• [Exercise description]: Select every line below containing the word "frac".

• [Data shown]:
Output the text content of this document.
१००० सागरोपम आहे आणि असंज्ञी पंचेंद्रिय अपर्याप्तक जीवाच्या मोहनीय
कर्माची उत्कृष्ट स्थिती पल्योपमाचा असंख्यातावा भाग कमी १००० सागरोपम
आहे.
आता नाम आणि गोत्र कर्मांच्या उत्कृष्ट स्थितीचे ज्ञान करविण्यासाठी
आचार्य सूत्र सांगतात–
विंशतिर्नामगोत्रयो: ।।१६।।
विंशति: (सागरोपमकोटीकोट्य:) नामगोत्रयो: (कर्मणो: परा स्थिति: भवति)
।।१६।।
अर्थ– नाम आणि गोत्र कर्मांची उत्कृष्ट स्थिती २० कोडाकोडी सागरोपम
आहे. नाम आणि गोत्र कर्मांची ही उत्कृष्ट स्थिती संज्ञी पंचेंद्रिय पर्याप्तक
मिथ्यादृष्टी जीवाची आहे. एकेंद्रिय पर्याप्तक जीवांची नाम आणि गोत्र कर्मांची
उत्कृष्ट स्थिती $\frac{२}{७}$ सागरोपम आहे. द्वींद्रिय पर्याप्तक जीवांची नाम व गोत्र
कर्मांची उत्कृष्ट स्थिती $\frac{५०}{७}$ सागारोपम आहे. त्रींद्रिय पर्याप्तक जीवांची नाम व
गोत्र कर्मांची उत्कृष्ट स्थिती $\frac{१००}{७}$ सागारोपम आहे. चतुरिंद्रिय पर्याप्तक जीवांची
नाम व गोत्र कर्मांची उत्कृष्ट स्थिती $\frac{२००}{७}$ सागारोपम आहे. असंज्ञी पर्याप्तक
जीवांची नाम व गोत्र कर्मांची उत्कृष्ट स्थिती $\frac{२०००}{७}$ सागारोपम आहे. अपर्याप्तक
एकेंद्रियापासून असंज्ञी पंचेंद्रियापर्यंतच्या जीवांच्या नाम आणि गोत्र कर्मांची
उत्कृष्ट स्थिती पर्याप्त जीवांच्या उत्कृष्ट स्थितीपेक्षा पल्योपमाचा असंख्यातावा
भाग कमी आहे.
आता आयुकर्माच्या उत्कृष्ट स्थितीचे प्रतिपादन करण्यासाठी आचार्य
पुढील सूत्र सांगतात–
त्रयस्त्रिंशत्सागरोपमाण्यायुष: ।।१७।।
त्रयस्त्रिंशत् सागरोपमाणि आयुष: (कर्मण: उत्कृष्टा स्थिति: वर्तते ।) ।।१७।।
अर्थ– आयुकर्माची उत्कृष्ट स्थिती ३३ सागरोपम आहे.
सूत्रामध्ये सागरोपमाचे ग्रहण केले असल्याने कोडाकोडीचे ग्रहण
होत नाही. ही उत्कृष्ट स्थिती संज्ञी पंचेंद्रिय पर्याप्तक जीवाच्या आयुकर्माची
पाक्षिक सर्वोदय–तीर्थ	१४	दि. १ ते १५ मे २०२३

• [Full response]:
उत्कृष्ट स्थिती $\frac{२}{७}$ सागरोपम आहे. द्वींद्रिय पर्याप्तक जीवांची नाम व गोत्र
कर्मांची उत्कृष्ट स्थिती $\frac{५०}{७}$ सागारोपम आहे. त्रींद्रिय पर्याप्तक जीवांची नाम व
गोत्र कर्मांची उत्कृष्ट स्थिती $\frac{१००}{७}$ सागारोपम आहे. चतुरिंद्रिय पर्याप्तक जीवांची
नाम व गोत्र कर्मांची उत्कृष्ट स्थिती $\frac{२००}{७}$ सागारोपम आहे. असंज्ञी पर्याप्तक
जीवांची नाम व गोत्र कर्मांची उत्कृष्ट स्थिती $\frac{२०००}{७}$ सागारोपम आहे. अपर्याप्तक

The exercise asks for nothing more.